* _EXERCISE_
Copy each line of the listing below exactly.
--------------------------------
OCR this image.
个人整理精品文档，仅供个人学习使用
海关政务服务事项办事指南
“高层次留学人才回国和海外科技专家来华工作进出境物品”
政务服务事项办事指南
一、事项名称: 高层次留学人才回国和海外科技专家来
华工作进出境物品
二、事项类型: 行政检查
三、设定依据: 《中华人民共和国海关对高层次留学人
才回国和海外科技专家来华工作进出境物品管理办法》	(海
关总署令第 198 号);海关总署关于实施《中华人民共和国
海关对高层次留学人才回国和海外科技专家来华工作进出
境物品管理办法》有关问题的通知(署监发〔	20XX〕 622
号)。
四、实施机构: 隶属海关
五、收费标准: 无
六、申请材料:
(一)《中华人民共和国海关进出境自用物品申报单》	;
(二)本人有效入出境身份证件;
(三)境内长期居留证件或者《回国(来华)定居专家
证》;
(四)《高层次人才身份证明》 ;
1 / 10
--------------------------------
* _FINAL RESULT_
OCR this image.
个人整理精品文档，仅供个人学习使用
海关政务服务事项办事指南
“高层次留学人才回国和海外科技专家来华工作进出境物品”
政务服务事项办事指南
一、事项名称: 高层次留学人才回国和海外科技专家来
华工作进出境物品
二、事项类型: 行政检查
三、设定依据: 《中华人民共和国海关对高层次留学人
才回国和海外科技专家来华工作进出境物品管理办法》	(海
关总署令第 198 号);海关总署关于实施《中华人民共和国
海关对高层次留学人才回国和海外科技专家来华工作进出
境物品管理办法》有关问题的通知(署监发〔	20XX〕 622
号)。
四、实施机构: 隶属海关
五、收费标准: 无
六、申请材料:
(一)《中华人民共和国海关进出境自用物品申报单》	;
(二)本人有效入出境身份证件;
(三)境内长期居留证件或者《回国(来华)定居专家
证》;
(四)《高层次人才身份证明》 ;
1 / 10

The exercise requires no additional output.